• [Data listing]
----------------------------------------

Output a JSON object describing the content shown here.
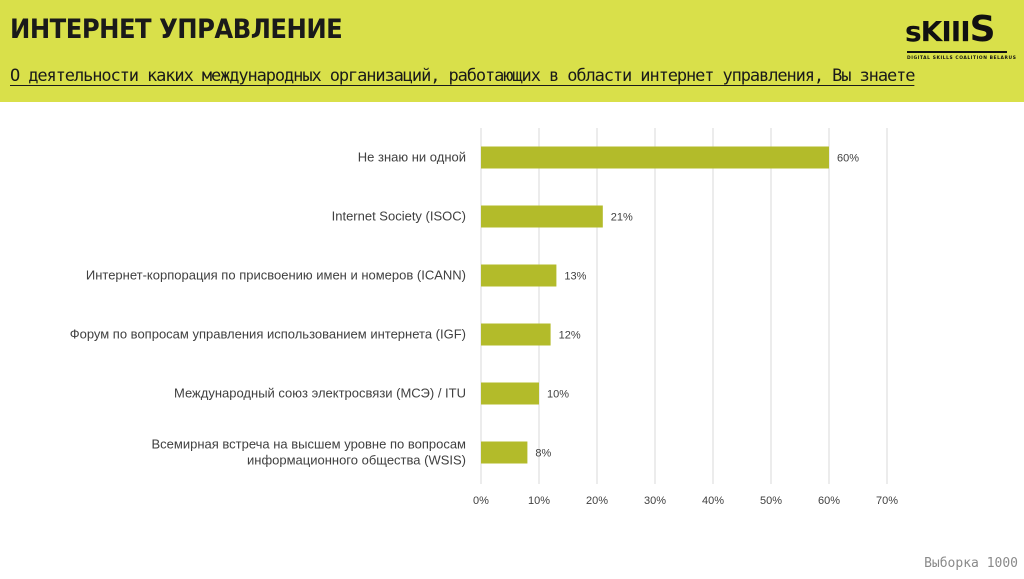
{
  "header": {
    "title": "ИНТЕРНЕТ УПРАВЛЕНИЕ",
    "subtitle": "О деятельности каких международных организаций, работающих в области интернет управления, Вы знаете"
  },
  "logo": {
    "word_small": "sKIII",
    "word_big": "S",
    "tagline": "DIGITAL SKILLS COALITION BELARUS"
  },
  "footer": {
    "sample": "Выборка 1000"
  },
  "colors": {
    "header_bg": "#d9e04a",
    "bar": "#b3bb2a",
    "grid": "#d9d9d9"
  },
  "chart_data": {
    "type": "bar",
    "orientation": "horizontal",
    "categories": [
      "Не знаю ни одной",
      "Internet Society (ISOC)",
      "Интернет-корпорация по присвоению имен и номеров (ICANN)",
      "Форум по вопросам управления использованием интернета (IGF)",
      "Международный союз электросвязи (МСЭ) / ITU",
      "Всемирная встреча на высшем уровне по вопросам информационного общества (WSIS)"
    ],
    "category_lines": [
      [
        "Не знаю ни одной"
      ],
      [
        "Internet Society (ISOC)"
      ],
      [
        "Интернет-корпорация по присвоению имен и номеров (ICANN)"
      ],
      [
        "Форум по вопросам управления использованием интернета (IGF)"
      ],
      [
        "Международный союз электросвязи (МСЭ) / ITU"
      ],
      [
        "Всемирная встреча на высшем уровне по вопросам",
        "информационного общества (WSIS)"
      ]
    ],
    "values": [
      60,
      21,
      13,
      12,
      10,
      8
    ],
    "data_labels": [
      "60%",
      "21%",
      "13%",
      "12%",
      "10%",
      "8%"
    ],
    "xlim": [
      0,
      70
    ],
    "x_ticks": [
      "0%",
      "10%",
      "20%",
      "30%",
      "40%",
      "50%",
      "60%",
      "70%"
    ],
    "grid": true,
    "legend": "none"
  }
}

----------------------------------------

• [Set exercise] Copy the entries above faithfully and omit every image.

• [Final result]
Output a JSON object describing the content shown here.
{
  "header": {
    "title": "ИНТЕРНЕТ УПРАВЛЕНИЕ",
    "subtitle": "О деятельности каких международных организаций, работающих в области интернет управления, Вы знаете"
  },
  "logo": {
    "word_small": "sKIII",
    "word_big": "S",
    "tagline": "DIGITAL SKILLS COALITION BELARUS"
  },
  "footer": {
    "sample": "Выборка 1000"
  },
  "colors": {
    "header_bg": "#d9e04a",
    "bar": "#b3bb2a",
    "grid": "#d9d9d9"
  },
  "chart_data": {
    "type": "bar",
    "orientation": "horizontal",
    "categories": [
      "Не знаю ни одной",
      "Internet Society (ISOC)",
      "Интернет-корпорация по присвоению имен и номеров (ICANN)",
      "Форум по вопросам управления использованием интернета (IGF)",
      "Международный союз электросвязи (МСЭ) / ITU",
      "Всемирная встреча на высшем уровне по вопросам информационного общества (WSIS)"
    ],
    "category_lines": [
      [
        "Не знаю ни одной"
      ],
      [
        "Internet Society (ISOC)"
      ],
      [
        "Интернет-корпорация по присвоению имен и номеров (ICANN)"
      ],
      [
        "Форум по вопросам управления использованием интернета (IGF)"
      ],
      [
        "Международный союз электросвязи (МСЭ) / ITU"
      ],
      [
        "Всемирная встреча на высшем уровне по вопросам",
        "информационного общества (WSIS)"
      ]
    ],
    "values": [
      60,
      21,
      13,
      12,
      10,
      8
    ],
    "data_labels": [
      "60%",
      "21%",
      "13%",
      "12%",
      "10%",
      "8%"
    ],
    "xlim": [
      0,
      70
    ],
    "x_ticks": [
      "0%",
      "10%",
      "20%",
      "30%",
      "40%",
      "50%",
      "60%",
      "70%"
    ],
    "grid": true,
    "legend": "none"
  }
}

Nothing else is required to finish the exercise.